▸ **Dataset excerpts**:
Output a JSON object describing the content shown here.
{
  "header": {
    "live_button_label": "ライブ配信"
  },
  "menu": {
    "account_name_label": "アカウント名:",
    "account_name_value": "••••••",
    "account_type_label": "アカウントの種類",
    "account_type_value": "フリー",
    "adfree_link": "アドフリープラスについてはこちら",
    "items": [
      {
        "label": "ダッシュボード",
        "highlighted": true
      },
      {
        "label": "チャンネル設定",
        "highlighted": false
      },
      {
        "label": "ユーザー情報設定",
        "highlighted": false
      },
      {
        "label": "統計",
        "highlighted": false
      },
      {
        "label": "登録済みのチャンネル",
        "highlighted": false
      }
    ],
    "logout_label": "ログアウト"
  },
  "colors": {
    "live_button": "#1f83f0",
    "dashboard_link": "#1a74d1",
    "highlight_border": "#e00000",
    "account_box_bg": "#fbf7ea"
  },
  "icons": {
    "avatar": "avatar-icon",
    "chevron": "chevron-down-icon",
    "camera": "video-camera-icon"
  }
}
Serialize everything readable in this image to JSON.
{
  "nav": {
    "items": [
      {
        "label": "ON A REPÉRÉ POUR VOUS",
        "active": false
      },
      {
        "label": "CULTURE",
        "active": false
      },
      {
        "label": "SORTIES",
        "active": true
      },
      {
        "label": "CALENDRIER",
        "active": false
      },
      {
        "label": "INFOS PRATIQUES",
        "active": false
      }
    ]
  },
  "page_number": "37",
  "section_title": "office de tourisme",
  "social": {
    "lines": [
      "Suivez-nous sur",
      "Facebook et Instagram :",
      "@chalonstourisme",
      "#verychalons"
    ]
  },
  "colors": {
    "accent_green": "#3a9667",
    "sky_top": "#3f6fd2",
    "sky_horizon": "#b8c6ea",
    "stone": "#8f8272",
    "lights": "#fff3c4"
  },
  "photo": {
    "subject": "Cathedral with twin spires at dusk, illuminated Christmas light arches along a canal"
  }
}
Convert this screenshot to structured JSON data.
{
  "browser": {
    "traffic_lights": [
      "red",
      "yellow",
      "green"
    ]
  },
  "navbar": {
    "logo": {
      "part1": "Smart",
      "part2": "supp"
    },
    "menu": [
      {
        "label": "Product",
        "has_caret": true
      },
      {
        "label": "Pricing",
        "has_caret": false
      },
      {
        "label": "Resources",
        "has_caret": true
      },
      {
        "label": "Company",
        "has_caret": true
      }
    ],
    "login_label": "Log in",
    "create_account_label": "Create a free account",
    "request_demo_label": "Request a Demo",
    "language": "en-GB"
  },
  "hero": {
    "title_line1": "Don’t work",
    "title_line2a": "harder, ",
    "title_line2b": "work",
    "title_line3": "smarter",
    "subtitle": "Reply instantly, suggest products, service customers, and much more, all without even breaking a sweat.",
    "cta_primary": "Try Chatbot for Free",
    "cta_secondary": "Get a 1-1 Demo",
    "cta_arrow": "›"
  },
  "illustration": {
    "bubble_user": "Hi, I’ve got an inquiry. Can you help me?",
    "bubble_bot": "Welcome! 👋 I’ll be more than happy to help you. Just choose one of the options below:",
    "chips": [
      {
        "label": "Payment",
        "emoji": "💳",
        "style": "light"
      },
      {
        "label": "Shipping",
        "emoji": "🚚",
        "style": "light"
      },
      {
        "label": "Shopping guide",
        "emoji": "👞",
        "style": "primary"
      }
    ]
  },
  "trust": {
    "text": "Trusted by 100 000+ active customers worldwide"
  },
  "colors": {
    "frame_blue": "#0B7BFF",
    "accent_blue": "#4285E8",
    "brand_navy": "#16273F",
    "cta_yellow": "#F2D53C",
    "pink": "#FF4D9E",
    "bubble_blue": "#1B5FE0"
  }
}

▸ **Given instruction**: Every entry must be retyped in full, exactly as given.

▸ **Solution to the exercise**:
Output a JSON object describing the content shown here.
{
  "header": {
    "live_button_label": "ライブ配信"
  },
  "menu": {
    "account_name_label": "アカウント名:",
    "account_name_value": "••••••",
    "account_type_label": "アカウントの種類",
    "account_type_value": "フリー",
    "adfree_link": "アドフリープラスについてはこちら",
    "items": [
      {
        "label": "ダッシュボード",
        "highlighted": true
      },
      {
        "label": "チャンネル設定",
        "highlighted": false
      },
      {
        "label": "ユーザー情報設定",
        "highlighted": false
      },
      {
        "label": "統計",
        "highlighted": false
      },
      {
        "label": "登録済みのチャンネル",
        "highlighted": false
      }
    ],
    "logout_label": "ログアウト"
  },
  "colors": {
    "live_button": "#1f83f0",
    "dashboard_link": "#1a74d1",
    "highlight_border": "#e00000",
    "account_box_bg": "#fbf7ea"
  },
  "icons": {
    "avatar": "avatar-icon",
    "chevron": "chevron-down-icon",
    "camera": "video-camera-icon"
  }
}
Serialize everything readable in this image to JSON.
{
  "nav": {
    "items": [
      {
        "label": "ON A REPÉRÉ POUR VOUS",
        "active": false
      },
      {
        "label": "CULTURE",
        "active": false
      },
      {
        "label": "SORTIES",
        "active": true
      },
      {
        "label": "CALENDRIER",
        "active": false
      },
      {
        "label": "INFOS PRATIQUES",
        "active": false
      }
    ]
  },
  "page_number": "37",
  "section_title": "office de tourisme",
  "social": {
    "lines": [
      "Suivez-nous sur",
      "Facebook et Instagram :",
      "@chalonstourisme",
      "#verychalons"
    ]
  },
  "colors": {
    "accent_green": "#3a9667",
    "sky_top": "#3f6fd2",
    "sky_horizon": "#b8c6ea",
    "stone": "#8f8272",
    "lights": "#fff3c4"
  },
  "photo": {
    "subject": "Cathedral with twin spires at dusk, illuminated Christmas light arches along a canal"
  }
}
Convert this screenshot to structured JSON data.
{
  "browser": {
    "traffic_lights": [
      "red",
      "yellow",
      "green"
    ]
  },
  "navbar": {
    "logo": {
      "part1": "Smart",
      "part2": "supp"
    },
    "menu": [
      {
        "label": "Product",
        "has_caret": true
      },
      {
        "label": "Pricing",
        "has_caret": false
      },
      {
        "label": "Resources",
        "has_caret": true
      },
      {
        "label": "Company",
        "has_caret": true
      }
    ],
    "login_label": "Log in",
    "create_account_label": "Create a free account",
    "request_demo_label": "Request a Demo",
    "language": "en-GB"
  },
  "hero": {
    "title_line1": "Don’t work",
    "title_line2a": "harder, ",
    "title_line2b": "work",
    "title_line3": "smarter",
    "subtitle": "Reply instantly, suggest products, service customers, and much more, all without even breaking a sweat.",
    "cta_primary": "Try Chatbot for Free",
    "cta_secondary": "Get a 1-1 Demo",
    "cta_arrow": "›"
  },
  "illustration": {
    "bubble_user": "Hi, I’ve got an inquiry. Can you help me?",
    "bubble_bot": "Welcome! 👋 I’ll be more than happy to help you. Just choose one of the options below:",
    "chips": [
      {
        "label": "Payment",
        "emoji": "💳",
        "style": "light"
      },
      {
        "label": "Shipping",
        "emoji": "🚚",
        "style": "light"
      },
      {
        "label": "Shopping guide",
        "emoji": "👞",
        "style": "primary"
      }
    ]
  },
  "trust": {
    "text": "Trusted by 100 000+ active customers worldwide"
  },
  "colors": {
    "frame_blue": "#0B7BFF",
    "accent_blue": "#4285E8",
    "brand_navy": "#16273F",
    "cta_yellow": "#F2D53C",
    "pink": "#FF4D9E",
    "bubble_blue": "#1B5FE0"
  }
}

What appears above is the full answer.